Exercise task: Type out the material below exactly.
** begin **
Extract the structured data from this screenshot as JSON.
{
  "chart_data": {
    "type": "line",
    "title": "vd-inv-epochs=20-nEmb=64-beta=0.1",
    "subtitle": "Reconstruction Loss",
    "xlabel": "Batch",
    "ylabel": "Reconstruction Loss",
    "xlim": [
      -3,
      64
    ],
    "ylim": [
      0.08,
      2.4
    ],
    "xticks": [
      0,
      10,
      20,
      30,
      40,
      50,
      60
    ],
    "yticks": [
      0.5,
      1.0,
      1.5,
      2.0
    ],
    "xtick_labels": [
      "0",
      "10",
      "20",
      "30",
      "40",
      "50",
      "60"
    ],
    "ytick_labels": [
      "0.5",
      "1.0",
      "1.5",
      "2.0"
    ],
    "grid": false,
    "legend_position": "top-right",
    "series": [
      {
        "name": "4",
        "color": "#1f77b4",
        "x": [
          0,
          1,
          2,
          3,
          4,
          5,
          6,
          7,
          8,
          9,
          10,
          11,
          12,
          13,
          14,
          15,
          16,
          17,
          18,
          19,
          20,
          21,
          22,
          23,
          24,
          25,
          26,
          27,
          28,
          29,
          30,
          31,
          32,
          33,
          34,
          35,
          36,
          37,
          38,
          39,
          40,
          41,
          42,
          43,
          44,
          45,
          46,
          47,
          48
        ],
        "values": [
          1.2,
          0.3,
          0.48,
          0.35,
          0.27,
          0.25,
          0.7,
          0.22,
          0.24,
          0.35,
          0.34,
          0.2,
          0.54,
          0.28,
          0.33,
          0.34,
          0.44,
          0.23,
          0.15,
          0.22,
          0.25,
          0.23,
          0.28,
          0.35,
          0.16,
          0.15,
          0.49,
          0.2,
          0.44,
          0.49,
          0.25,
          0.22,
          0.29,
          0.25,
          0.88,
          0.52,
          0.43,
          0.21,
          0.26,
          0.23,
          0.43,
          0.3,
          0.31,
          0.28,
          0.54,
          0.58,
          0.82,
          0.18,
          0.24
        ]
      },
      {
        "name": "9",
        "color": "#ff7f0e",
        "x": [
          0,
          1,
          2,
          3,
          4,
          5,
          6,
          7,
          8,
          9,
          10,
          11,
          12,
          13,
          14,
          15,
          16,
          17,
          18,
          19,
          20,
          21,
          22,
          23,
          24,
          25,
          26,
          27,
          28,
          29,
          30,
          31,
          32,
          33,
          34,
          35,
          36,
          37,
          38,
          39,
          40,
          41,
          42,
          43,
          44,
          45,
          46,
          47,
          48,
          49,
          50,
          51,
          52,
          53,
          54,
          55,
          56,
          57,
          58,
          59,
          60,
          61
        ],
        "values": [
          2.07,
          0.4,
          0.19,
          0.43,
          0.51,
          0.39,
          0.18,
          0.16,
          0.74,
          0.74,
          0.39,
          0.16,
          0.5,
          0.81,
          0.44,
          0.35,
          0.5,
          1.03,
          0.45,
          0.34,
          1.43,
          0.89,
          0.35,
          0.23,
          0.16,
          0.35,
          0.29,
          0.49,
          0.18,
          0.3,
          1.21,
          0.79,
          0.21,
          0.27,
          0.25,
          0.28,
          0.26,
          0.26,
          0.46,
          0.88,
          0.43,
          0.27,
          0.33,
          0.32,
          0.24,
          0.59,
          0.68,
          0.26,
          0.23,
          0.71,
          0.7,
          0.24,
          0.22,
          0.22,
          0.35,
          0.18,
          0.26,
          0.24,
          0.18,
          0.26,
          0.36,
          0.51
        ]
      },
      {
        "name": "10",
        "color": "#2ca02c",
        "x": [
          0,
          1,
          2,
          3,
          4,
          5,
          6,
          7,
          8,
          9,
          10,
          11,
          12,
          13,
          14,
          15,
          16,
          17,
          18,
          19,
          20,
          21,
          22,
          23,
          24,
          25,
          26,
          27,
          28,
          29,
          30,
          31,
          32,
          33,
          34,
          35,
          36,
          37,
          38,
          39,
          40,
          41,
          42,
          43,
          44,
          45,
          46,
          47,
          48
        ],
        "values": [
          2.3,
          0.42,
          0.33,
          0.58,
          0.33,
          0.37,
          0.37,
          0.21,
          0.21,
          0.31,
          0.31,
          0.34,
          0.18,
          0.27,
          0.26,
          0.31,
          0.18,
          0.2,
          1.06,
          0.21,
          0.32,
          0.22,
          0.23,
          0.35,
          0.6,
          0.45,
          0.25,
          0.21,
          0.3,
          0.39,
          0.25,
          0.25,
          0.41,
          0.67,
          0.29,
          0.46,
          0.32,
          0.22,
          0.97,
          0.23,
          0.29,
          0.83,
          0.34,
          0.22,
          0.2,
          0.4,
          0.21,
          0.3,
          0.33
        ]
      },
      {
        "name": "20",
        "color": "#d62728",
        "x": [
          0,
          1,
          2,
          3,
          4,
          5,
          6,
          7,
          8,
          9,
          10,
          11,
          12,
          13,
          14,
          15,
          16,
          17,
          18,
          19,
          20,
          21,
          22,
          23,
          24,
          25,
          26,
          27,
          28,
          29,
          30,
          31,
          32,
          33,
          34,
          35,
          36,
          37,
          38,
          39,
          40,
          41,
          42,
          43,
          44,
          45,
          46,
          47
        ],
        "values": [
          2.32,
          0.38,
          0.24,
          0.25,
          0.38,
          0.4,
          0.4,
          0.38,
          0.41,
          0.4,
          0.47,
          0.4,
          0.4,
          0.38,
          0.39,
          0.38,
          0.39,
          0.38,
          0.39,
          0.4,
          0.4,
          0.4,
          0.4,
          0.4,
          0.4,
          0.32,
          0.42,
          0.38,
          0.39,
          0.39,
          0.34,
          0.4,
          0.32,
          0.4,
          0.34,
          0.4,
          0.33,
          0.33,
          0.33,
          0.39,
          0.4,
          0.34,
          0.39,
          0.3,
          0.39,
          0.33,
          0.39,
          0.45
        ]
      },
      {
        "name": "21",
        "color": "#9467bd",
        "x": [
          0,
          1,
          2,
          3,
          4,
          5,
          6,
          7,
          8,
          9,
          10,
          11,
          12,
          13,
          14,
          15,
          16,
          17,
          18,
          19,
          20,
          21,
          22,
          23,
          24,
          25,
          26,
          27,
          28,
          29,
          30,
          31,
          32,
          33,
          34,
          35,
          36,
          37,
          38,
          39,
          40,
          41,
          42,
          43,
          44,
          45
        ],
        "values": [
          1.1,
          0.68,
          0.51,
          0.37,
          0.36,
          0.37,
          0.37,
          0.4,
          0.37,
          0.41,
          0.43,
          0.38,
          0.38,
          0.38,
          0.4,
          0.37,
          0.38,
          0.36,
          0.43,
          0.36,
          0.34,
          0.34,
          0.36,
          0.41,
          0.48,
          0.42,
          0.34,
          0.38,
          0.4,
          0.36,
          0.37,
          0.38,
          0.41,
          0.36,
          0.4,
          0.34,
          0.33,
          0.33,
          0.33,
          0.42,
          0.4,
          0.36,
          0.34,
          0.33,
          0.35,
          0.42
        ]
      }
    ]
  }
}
** end **
Exercise response:
Extract the structured data from this screenshot as JSON.
{
  "chart_data": {
    "type": "line",
    "title": "vd-inv-epochs=20-nEmb=64-beta=0.1",
    "subtitle": "Reconstruction Loss",
    "xlabel": "Batch",
    "ylabel": "Reconstruction Loss",
    "xlim": [
      -3,
      64
    ],
    "ylim": [
      0.08,
      2.4
    ],
    "xticks": [
      0,
      10,
      20,
      30,
      40,
      50,
      60
    ],
    "yticks": [
      0.5,
      1.0,
      1.5,
      2.0
    ],
    "xtick_labels": [
      "0",
      "10",
      "20",
      "30",
      "40",
      "50",
      "60"
    ],
    "ytick_labels": [
      "0.5",
      "1.0",
      "1.5",
      "2.0"
    ],
    "grid": false,
    "legend_position": "top-right",
    "series": [
      {
        "name": "4",
        "color": "#1f77b4",
        "x": [
          0,
          1,
          2,
          3,
          4,
          5,
          6,
          7,
          8,
          9,
          10,
          11,
          12,
          13,
          14,
          15,
          16,
          17,
          18,
          19,
          20,
          21,
          22,
          23,
          24,
          25,
          26,
          27,
          28,
          29,
          30,
          31,
          32,
          33,
          34,
          35,
          36,
          37,
          38,
          39,
          40,
          41,
          42,
          43,
          44,
          45,
          46,
          47,
          48
        ],
        "values": [
          1.2,
          0.3,
          0.48,
          0.35,
          0.27,
          0.25,
          0.7,
          0.22,
          0.24,
          0.35,
          0.34,
          0.2,
          0.54,
          0.28,
          0.33,
          0.34,
          0.44,
          0.23,
          0.15,
          0.22,
          0.25,
          0.23,
          0.28,
          0.35,
          0.16,
          0.15,
          0.49,
          0.2,
          0.44,
          0.49,
          0.25,
          0.22,
          0.29,
          0.25,
          0.88,
          0.52,
          0.43,
          0.21,
          0.26,
          0.23,
          0.43,
          0.3,
          0.31,
          0.28,
          0.54,
          0.58,
          0.82,
          0.18,
          0.24
        ]
      },
      {
        "name": "9",
        "color": "#ff7f0e",
        "x": [
          0,
          1,
          2,
          3,
          4,
          5,
          6,
          7,
          8,
          9,
          10,
          11,
          12,
          13,
          14,
          15,
          16,
          17,
          18,
          19,
          20,
          21,
          22,
          23,
          24,
          25,
          26,
          27,
          28,
          29,
          30,
          31,
          32,
          33,
          34,
          35,
          36,
          37,
          38,
          39,
          40,
          41,
          42,
          43,
          44,
          45,
          46,
          47,
          48,
          49,
          50,
          51,
          52,
          53,
          54,
          55,
          56,
          57,
          58,
          59,
          60,
          61
        ],
        "values": [
          2.07,
          0.4,
          0.19,
          0.43,
          0.51,
          0.39,
          0.18,
          0.16,
          0.74,
          0.74,
          0.39,
          0.16,
          0.5,
          0.81,
          0.44,
          0.35,
          0.5,
          1.03,
          0.45,
          0.34,
          1.43,
          0.89,
          0.35,
          0.23,
          0.16,
          0.35,
          0.29,
          0.49,
          0.18,
          0.3,
          1.21,
          0.79,
          0.21,
          0.27,
          0.25,
          0.28,
          0.26,
          0.26,
          0.46,
          0.88,
          0.43,
          0.27,
          0.33,
          0.32,
          0.24,
          0.59,
          0.68,
          0.26,
          0.23,
          0.71,
          0.7,
          0.24,
          0.22,
          0.22,
          0.35,
          0.18,
          0.26,
          0.24,
          0.18,
          0.26,
          0.36,
          0.51
        ]
      },
      {
        "name": "10",
        "color": "#2ca02c",
        "x": [
          0,
          1,
          2,
          3,
          4,
          5,
          6,
          7,
          8,
          9,
          10,
          11,
          12,
          13,
          14,
          15,
          16,
          17,
          18,
          19,
          20,
          21,
          22,
          23,
          24,
          25,
          26,
          27,
          28,
          29,
          30,
          31,
          32,
          33,
          34,
          35,
          36,
          37,
          38,
          39,
          40,
          41,
          42,
          43,
          44,
          45,
          46,
          47,
          48
        ],
        "values": [
          2.3,
          0.42,
          0.33,
          0.58,
          0.33,
          0.37,
          0.37,
          0.21,
          0.21,
          0.31,
          0.31,
          0.34,
          0.18,
          0.27,
          0.26,
          0.31,
          0.18,
          0.2,
          1.06,
          0.21,
          0.32,
          0.22,
          0.23,
          0.35,
          0.6,
          0.45,
          0.25,
          0.21,
          0.3,
          0.39,
          0.25,
          0.25,
          0.41,
          0.67,
          0.29,
          0.46,
          0.32,
          0.22,
          0.97,
          0.23,
          0.29,
          0.83,
          0.34,
          0.22,
          0.2,
          0.4,
          0.21,
          0.3,
          0.33
        ]
      },
      {
        "name": "20",
        "color": "#d62728",
        "x": [
          0,
          1,
          2,
          3,
          4,
          5,
          6,
          7,
          8,
          9,
          10,
          11,
          12,
          13,
          14,
          15,
          16,
          17,
          18,
          19,
          20,
          21,
          22,
          23,
          24,
          25,
          26,
          27,
          28,
          29,
          30,
          31,
          32,
          33,
          34,
          35,
          36,
          37,
          38,
          39,
          40,
          41,
          42,
          43,
          44,
          45,
          46,
          47
        ],
        "values": [
          2.32,
          0.38,
          0.24,
          0.25,
          0.38,
          0.4,
          0.4,
          0.38,
          0.41,
          0.4,
          0.47,
          0.4,
          0.4,
          0.38,
          0.39,
          0.38,
          0.39,
          0.38,
          0.39,
          0.4,
          0.4,
          0.4,
          0.4,
          0.4,
          0.4,
          0.32,
          0.42,
          0.38,
          0.39,
          0.39,
          0.34,
          0.4,
          0.32,
          0.4,
          0.34,
          0.4,
          0.33,
          0.33,
          0.33,
          0.39,
          0.4,
          0.34,
          0.39,
          0.3,
          0.39,
          0.33,
          0.39,
          0.45
        ]
      },
      {
        "name": "21",
        "color": "#9467bd",
        "x": [
          0,
          1,
          2,
          3,
          4,
          5,
          6,
          7,
          8,
          9,
          10,
          11,
          12,
          13,
          14,
          15,
          16,
          17,
          18,
          19,
          20,
          21,
          22,
          23,
          24,
          25,
          26,
          27,
          28,
          29,
          30,
          31,
          32,
          33,
          34,
          35,
          36,
          37,
          38,
          39,
          40,
          41,
          42,
          43,
          44,
          45
        ],
        "values": [
          1.1,
          0.68,
          0.51,
          0.37,
          0.36,
          0.37,
          0.37,
          0.4,
          0.37,
          0.41,
          0.43,
          0.38,
          0.38,
          0.38,
          0.4,
          0.37,
          0.38,
          0.36,
          0.43,
          0.36,
          0.34,
          0.34,
          0.36,
          0.41,
          0.48,
          0.42,
          0.34,
          0.38,
          0.4,
          0.36,
          0.37,
          0.38,
          0.41,
          0.36,
          0.4,
          0.34,
          0.33,
          0.33,
          0.33,
          0.42,
          0.4,
          0.36,
          0.34,
          0.33,
          0.35,
          0.42
        ]
      }
    ]
  }
}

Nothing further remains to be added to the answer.